**DIRECTIONS**.
Repeat, exactly and completely, the material that follows. Omit the pictures.

(Items listed in a dataset)
%%

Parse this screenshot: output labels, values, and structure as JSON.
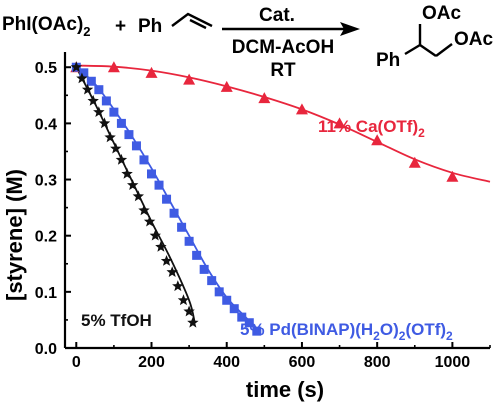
{
  "scheme": {
    "reactant1": "PhI(OAc)",
    "reactant1_sub": "2",
    "plus": "+",
    "reactant2": "Ph",
    "arrow_top": "Cat.",
    "arrow_bottom1": "DCM-AcOH",
    "arrow_bottom2": "RT",
    "product_oac_top": "OAc",
    "product_oac_right": "OAc",
    "product_ph": "Ph"
  },
  "colors": {
    "calcium": "#e8263d",
    "palladium": "#3f5be3",
    "tfoh": "#111111",
    "axis": "#000000"
  },
  "chart_data": {
    "type": "scatter",
    "title": "",
    "xlabel": "time (s)",
    "ylabel": "[styrene] (M)",
    "xlim": [
      -30,
      1100
    ],
    "ylim": [
      0,
      0.52
    ],
    "x_ticks": [
      0,
      200,
      400,
      600,
      800,
      1000
    ],
    "y_ticks": [
      0.0,
      0.1,
      0.2,
      0.3,
      0.4,
      0.5
    ],
    "x_tick_labels": [
      "0",
      "200",
      "400",
      "600",
      "800",
      "1000"
    ],
    "y_tick_labels": [
      "0.0",
      "0.1",
      "0.2",
      "0.3",
      "0.4",
      "0.5"
    ],
    "grid": false,
    "series": [
      {
        "name": "11% Ca(OTf)2",
        "label_main": "11% Ca(OTf)",
        "label_sub": "2",
        "marker": "triangle",
        "color_key": "calcium",
        "points": [
          [
            0,
            0.5
          ],
          [
            100,
            0.5
          ],
          [
            200,
            0.49
          ],
          [
            300,
            0.478
          ],
          [
            400,
            0.465
          ],
          [
            500,
            0.445
          ],
          [
            600,
            0.425
          ],
          [
            700,
            0.4
          ],
          [
            800,
            0.37
          ],
          [
            900,
            0.33
          ],
          [
            1000,
            0.305
          ]
        ],
        "fit": [
          [
            0,
            0.503
          ],
          [
            100,
            0.501
          ],
          [
            200,
            0.494
          ],
          [
            300,
            0.482
          ],
          [
            400,
            0.466
          ],
          [
            500,
            0.447
          ],
          [
            600,
            0.425
          ],
          [
            700,
            0.398
          ],
          [
            800,
            0.367
          ],
          [
            900,
            0.336
          ],
          [
            1000,
            0.312
          ],
          [
            1100,
            0.296
          ]
        ]
      },
      {
        "name": "5% Pd(BINAP)(H2O)2(OTf)2",
        "label_parts": [
          "5% Pd(BINAP)(H",
          "2",
          "O)",
          "2",
          "(OTf)",
          "2"
        ],
        "marker": "square",
        "color_key": "palladium",
        "points": [
          [
            0,
            0.5
          ],
          [
            20,
            0.49
          ],
          [
            40,
            0.475
          ],
          [
            60,
            0.46
          ],
          [
            80,
            0.44
          ],
          [
            100,
            0.42
          ],
          [
            120,
            0.4
          ],
          [
            140,
            0.38
          ],
          [
            160,
            0.36
          ],
          [
            180,
            0.335
          ],
          [
            200,
            0.31
          ],
          [
            220,
            0.29
          ],
          [
            240,
            0.265
          ],
          [
            260,
            0.24
          ],
          [
            280,
            0.215
          ],
          [
            300,
            0.19
          ],
          [
            320,
            0.165
          ],
          [
            340,
            0.14
          ],
          [
            360,
            0.12
          ],
          [
            380,
            0.1
          ],
          [
            400,
            0.085
          ],
          [
            420,
            0.07
          ],
          [
            440,
            0.055
          ],
          [
            460,
            0.045
          ],
          [
            480,
            0.03
          ]
        ],
        "fit": [
          [
            0,
            0.5
          ],
          [
            50,
            0.47
          ],
          [
            100,
            0.425
          ],
          [
            150,
            0.375
          ],
          [
            200,
            0.32
          ],
          [
            250,
            0.26
          ],
          [
            300,
            0.2
          ],
          [
            350,
            0.14
          ],
          [
            400,
            0.09
          ],
          [
            450,
            0.055
          ],
          [
            480,
            0.035
          ]
        ]
      },
      {
        "name": "5% TfOH",
        "label_main": "5% TfOH",
        "marker": "star",
        "color_key": "tfoh",
        "points": [
          [
            0,
            0.5
          ],
          [
            15,
            0.48
          ],
          [
            30,
            0.46
          ],
          [
            45,
            0.44
          ],
          [
            60,
            0.42
          ],
          [
            75,
            0.4
          ],
          [
            90,
            0.375
          ],
          [
            105,
            0.355
          ],
          [
            120,
            0.335
          ],
          [
            135,
            0.31
          ],
          [
            150,
            0.29
          ],
          [
            165,
            0.27
          ],
          [
            180,
            0.245
          ],
          [
            195,
            0.225
          ],
          [
            210,
            0.2
          ],
          [
            225,
            0.18
          ],
          [
            240,
            0.155
          ],
          [
            255,
            0.135
          ],
          [
            270,
            0.11
          ],
          [
            285,
            0.085
          ],
          [
            300,
            0.065
          ],
          [
            310,
            0.045
          ]
        ],
        "fit": [
          [
            0,
            0.5
          ],
          [
            50,
            0.435
          ],
          [
            100,
            0.365
          ],
          [
            150,
            0.295
          ],
          [
            200,
            0.225
          ],
          [
            250,
            0.16
          ],
          [
            300,
            0.085
          ],
          [
            315,
            0.045
          ]
        ]
      }
    ]
  }
}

%%

**EXERCISE SOLUTION**.
Parse this screenshot: output labels, values, and structure as JSON.
{
  "scheme": {
    "reactant1": "PhI(OAc)",
    "reactant1_sub": "2",
    "plus": "+",
    "reactant2": "Ph",
    "arrow_top": "Cat.",
    "arrow_bottom1": "DCM-AcOH",
    "arrow_bottom2": "RT",
    "product_oac_top": "OAc",
    "product_oac_right": "OAc",
    "product_ph": "Ph"
  },
  "colors": {
    "calcium": "#e8263d",
    "palladium": "#3f5be3",
    "tfoh": "#111111",
    "axis": "#000000"
  },
  "chart_data": {
    "type": "scatter",
    "title": "",
    "xlabel": "time (s)",
    "ylabel": "[styrene] (M)",
    "xlim": [
      -30,
      1100
    ],
    "ylim": [
      0,
      0.52
    ],
    "x_ticks": [
      0,
      200,
      400,
      600,
      800,
      1000
    ],
    "y_ticks": [
      0.0,
      0.1,
      0.2,
      0.3,
      0.4,
      0.5
    ],
    "x_tick_labels": [
      "0",
      "200",
      "400",
      "600",
      "800",
      "1000"
    ],
    "y_tick_labels": [
      "0.0",
      "0.1",
      "0.2",
      "0.3",
      "0.4",
      "0.5"
    ],
    "grid": false,
    "series": [
      {
        "name": "11% Ca(OTf)2",
        "label_main": "11% Ca(OTf)",
        "label_sub": "2",
        "marker": "triangle",
        "color_key": "calcium",
        "points": [
          [
            0,
            0.5
          ],
          [
            100,
            0.5
          ],
          [
            200,
            0.49
          ],
          [
            300,
            0.478
          ],
          [
            400,
            0.465
          ],
          [
            500,
            0.445
          ],
          [
            600,
            0.425
          ],
          [
            700,
            0.4
          ],
          [
            800,
            0.37
          ],
          [
            900,
            0.33
          ],
          [
            1000,
            0.305
          ]
        ],
        "fit": [
          [
            0,
            0.503
          ],
          [
            100,
            0.501
          ],
          [
            200,
            0.494
          ],
          [
            300,
            0.482
          ],
          [
            400,
            0.466
          ],
          [
            500,
            0.447
          ],
          [
            600,
            0.425
          ],
          [
            700,
            0.398
          ],
          [
            800,
            0.367
          ],
          [
            900,
            0.336
          ],
          [
            1000,
            0.312
          ],
          [
            1100,
            0.296
          ]
        ]
      },
      {
        "name": "5% Pd(BINAP)(H2O)2(OTf)2",
        "label_parts": [
          "5% Pd(BINAP)(H",
          "2",
          "O)",
          "2",
          "(OTf)",
          "2"
        ],
        "marker": "square",
        "color_key": "palladium",
        "points": [
          [
            0,
            0.5
          ],
          [
            20,
            0.49
          ],
          [
            40,
            0.475
          ],
          [
            60,
            0.46
          ],
          [
            80,
            0.44
          ],
          [
            100,
            0.42
          ],
          [
            120,
            0.4
          ],
          [
            140,
            0.38
          ],
          [
            160,
            0.36
          ],
          [
            180,
            0.335
          ],
          [
            200,
            0.31
          ],
          [
            220,
            0.29
          ],
          [
            240,
            0.265
          ],
          [
            260,
            0.24
          ],
          [
            280,
            0.215
          ],
          [
            300,
            0.19
          ],
          [
            320,
            0.165
          ],
          [
            340,
            0.14
          ],
          [
            360,
            0.12
          ],
          [
            380,
            0.1
          ],
          [
            400,
            0.085
          ],
          [
            420,
            0.07
          ],
          [
            440,
            0.055
          ],
          [
            460,
            0.045
          ],
          [
            480,
            0.03
          ]
        ],
        "fit": [
          [
            0,
            0.5
          ],
          [
            50,
            0.47
          ],
          [
            100,
            0.425
          ],
          [
            150,
            0.375
          ],
          [
            200,
            0.32
          ],
          [
            250,
            0.26
          ],
          [
            300,
            0.2
          ],
          [
            350,
            0.14
          ],
          [
            400,
            0.09
          ],
          [
            450,
            0.055
          ],
          [
            480,
            0.035
          ]
        ]
      },
      {
        "name": "5% TfOH",
        "label_main": "5% TfOH",
        "marker": "star",
        "color_key": "tfoh",
        "points": [
          [
            0,
            0.5
          ],
          [
            15,
            0.48
          ],
          [
            30,
            0.46
          ],
          [
            45,
            0.44
          ],
          [
            60,
            0.42
          ],
          [
            75,
            0.4
          ],
          [
            90,
            0.375
          ],
          [
            105,
            0.355
          ],
          [
            120,
            0.335
          ],
          [
            135,
            0.31
          ],
          [
            150,
            0.29
          ],
          [
            165,
            0.27
          ],
          [
            180,
            0.245
          ],
          [
            195,
            0.225
          ],
          [
            210,
            0.2
          ],
          [
            225,
            0.18
          ],
          [
            240,
            0.155
          ],
          [
            255,
            0.135
          ],
          [
            270,
            0.11
          ],
          [
            285,
            0.085
          ],
          [
            300,
            0.065
          ],
          [
            310,
            0.045
          ]
        ],
        "fit": [
          [
            0,
            0.5
          ],
          [
            50,
            0.435
          ],
          [
            100,
            0.365
          ],
          [
            150,
            0.295
          ],
          [
            200,
            0.225
          ],
          [
            250,
            0.16
          ],
          [
            300,
            0.085
          ],
          [
            315,
            0.045
          ]
        ]
      }
    ]
  }
}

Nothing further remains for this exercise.